● Data for this task:
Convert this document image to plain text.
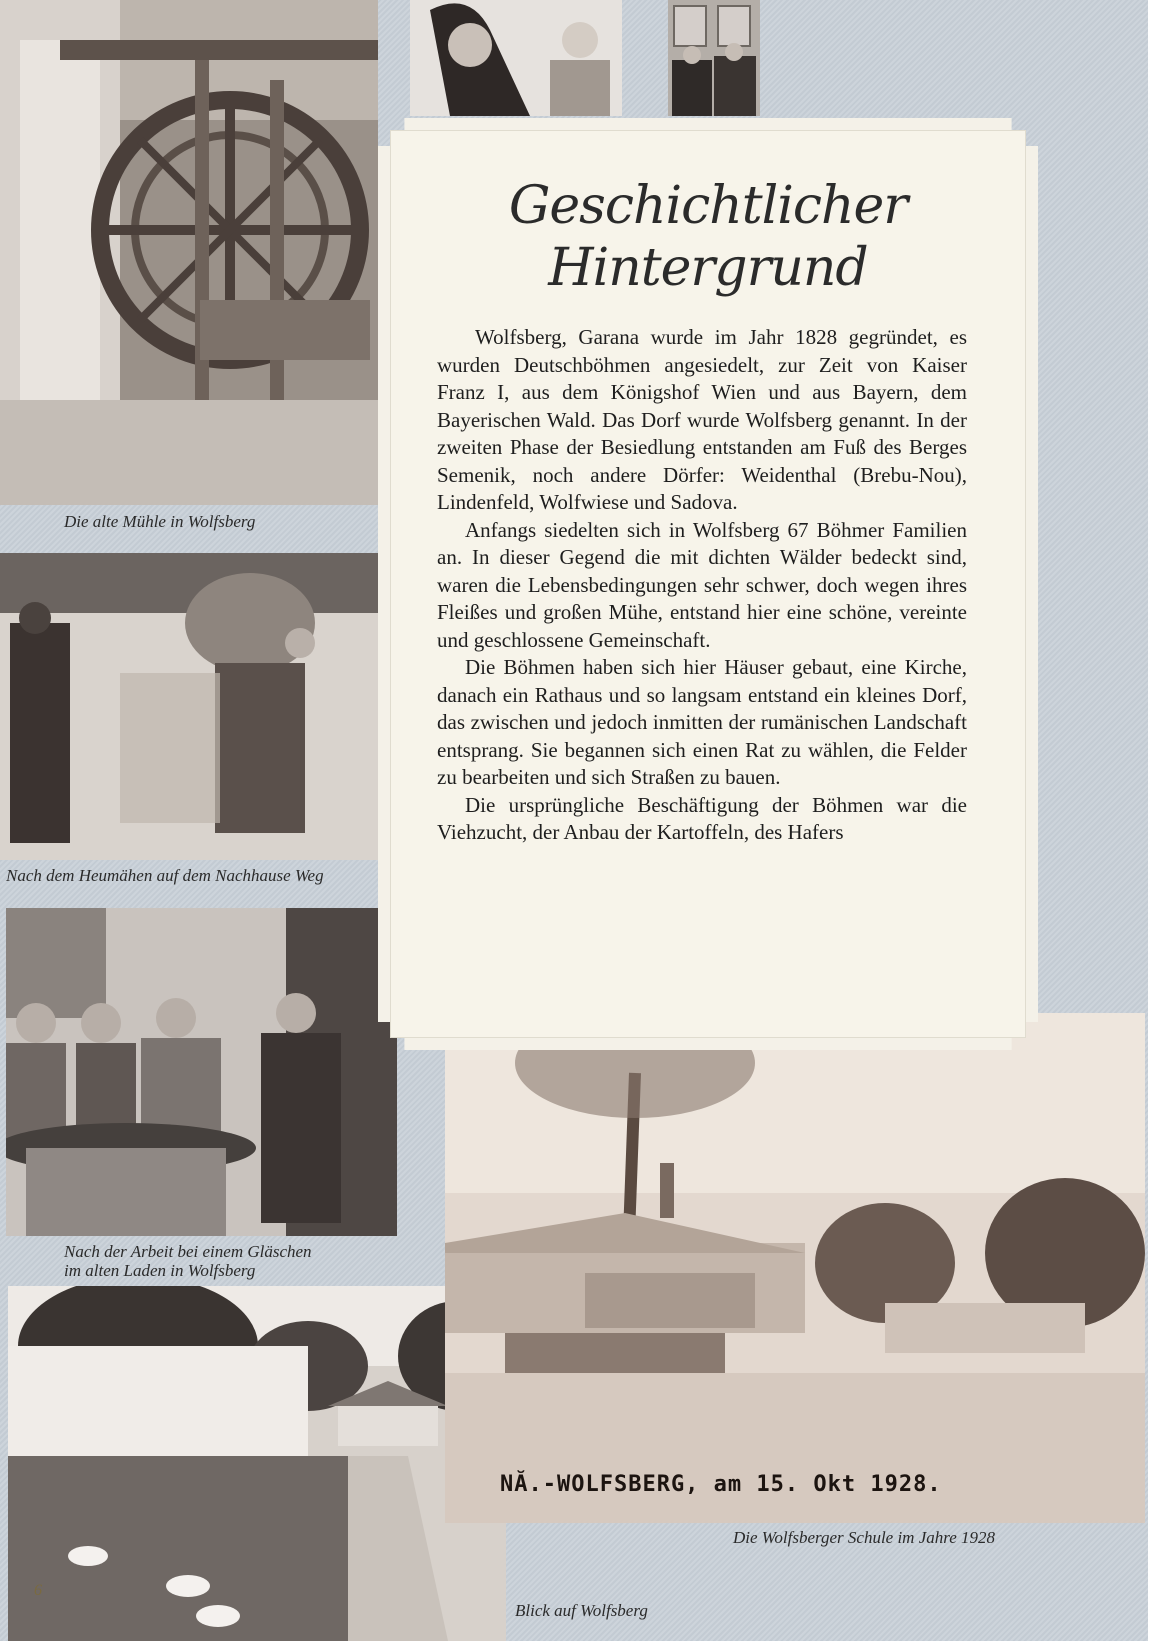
Die alte Mühle in Wolfsberg
Nach dem Heumähen auf dem Nachhause Weg
Nach der Arbeit bei einem Gläschen
im alten Laden in Wolfsberg
6
Blick auf Wolfsberg
NĂ.-WOLFSBERG, am 15. Okt 1928.
Die Wolfsberger Schule im Jahre 1928
Geschichtlicher
Hintergrund

Wolfsberg, Garana wurde im Jahr 1828 gegründet, es wurden Deutschböhmen angesiedelt, zur Zeit von Kaiser Franz I, aus dem Königshof Wien und aus Bayern, dem Bayerischen Wald. Das Dorf wurde Wolfsberg genannt. In der zweiten Phase der Besiedlung entstanden am Fuß des Berges Semenik, noch andere Dörfer: Weidenthal (Brebu-Nou), Lindenfeld, Wolfwiese und Sadova.

Anfangs siedelten sich in Wolfsberg 67 Böhmer Familien an. In dieser Gegend die mit dichten Wälder bedeckt sind, waren die Lebensbedingungen sehr schwer, doch wegen ihres Fleißes und großen Mühe, entstand hier eine schöne, vereinte und geschlossene Gemeinschaft.

Die Böhmen haben sich hier Häuser gebaut, eine Kirche, danach ein Rathaus und so langsam entstand ein kleines Dorf, das zwischen und jedoch inmitten der rumänischen Landschaft entsprang. Sie begannen sich einen Rat zu wählen, die Felder zu bearbeiten und sich Straßen zu bauen.

Die ursprüngliche Beschäftigung der Böhmen war die Viehzucht, der Anbau der Kartoffeln, des Hafers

● The request:
Extract the entries in full, exactly as they are, minus the pictures.

● The output:
Convert this document image to plain text.
Die alte Mühle in Wolfsberg
Nach dem Heumähen auf dem Nachhause Weg
Nach der Arbeit bei einem Gläschen
im alten Laden in Wolfsberg
6
Blick auf Wolfsberg
NĂ.-WOLFSBERG, am 15. Okt 1928.
Die Wolfsberger Schule im Jahre 1928
Geschichtlicher
Hintergrund

Wolfsberg, Garana wurde im Jahr 1828 gegründet, es wurden Deutschböhmen angesiedelt, zur Zeit von Kaiser Franz I, aus dem Königshof Wien und aus Bayern, dem Bayerischen Wald. Das Dorf wurde Wolfsberg genannt. In der zweiten Phase der Besiedlung entstanden am Fuß des Berges Semenik, noch andere Dörfer: Weidenthal (Brebu-Nou), Lindenfeld, Wolfwiese und Sadova.

Anfangs siedelten sich in Wolfsberg 67 Böhmer Familien an. In dieser Gegend die mit dichten Wälder bedeckt sind, waren die Lebensbedingungen sehr schwer, doch wegen ihres Fleißes und großen Mühe, entstand hier eine schöne, vereinte und geschlossene Gemeinschaft.

Die Böhmen haben sich hier Häuser gebaut, eine Kirche, danach ein Rathaus und so langsam entstand ein kleines Dorf, das zwischen und jedoch inmitten der rumänischen Landschaft entsprang. Sie begannen sich einen Rat zu wählen, die Felder zu bearbeiten und sich Straßen zu bauen.

Die ursprüngliche Beschäftigung der Böhmen war die Viehzucht, der Anbau der Kartoffeln, des Hafers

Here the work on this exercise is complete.